---------- Selected excerpt ----------

Semantic segmentation predicts the class of each pixel in an image, enabling precise classification and spatial localization [17]. This field has evolved from FCN’s pixel-level prediction [18] to UNet’s skip-connection architecture [19], PSPNet’s multi-scale contextual fusion [20], and DeepLabV3+’s dilated convolutions with encoder-decoder fusion mechanisms [21], continuously improving segmentation accuracy and boundary preservation. However, many existing models for semantic segmentation are designed for general applications. When applied to textile detection, these models often struggle with complex textures and lighting variations. Guo et al. introduced adaptive channel and category weighting strategies for PSPNet to address sample imbalance and improve recognition accuracy in complex backgrounds, but its ability to generalize across different scenarios remains limited [22]. Hu et al. proposed a seam break detection method based on UNet, achieving precise localization, yet it is still susceptible to interference from variable lighting and complex textures [23].

---------- Information provided ----------

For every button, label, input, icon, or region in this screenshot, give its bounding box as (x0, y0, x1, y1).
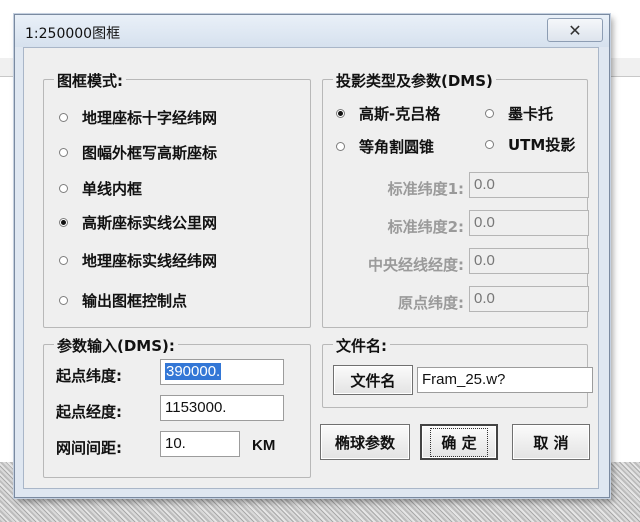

----------

Request A:
In the semantic segmentation passage, what weakness still affects the seam break detection method that Hu et al. based on UNet?
Request B:
Extend the passage on semantic segmentation for textile detection, picking up right after its final sentence.

Written answer A:
It is still susceptible to interference from variable lighting and complex textures.

Written answer B:
Segmenting slender objects often faces challenges such as discontinuous shapes and background interference, particularly in complex textured backgrounds. Research indicates that DeepLabV3+, incorporating dilated convolutions and ASPP modules, effectively captures long-range contextual information. It achieves optimal performance in segmenting slender objects on datasets like Cityscapes and PASCAL VOC 2012 [24]. Nguyen applied DeepLabV3+ to sewing thread defect segmentation, combining it with an EfficientNet-B1 encoder to enhance detection accuracy, although boundary discontinuities persisted in the predicted regions [25]. Bai and Jing Mobile-DeepLab integrates a lightweight network with the DeepLab framework, though its generalization capability is limited by small sample sizes [26]. Liu et al.’s FP-DeepLab achieves fabric defect detection by enhancing the backbone network and multi-scale features, but remains limited to specific textile scenarios [27].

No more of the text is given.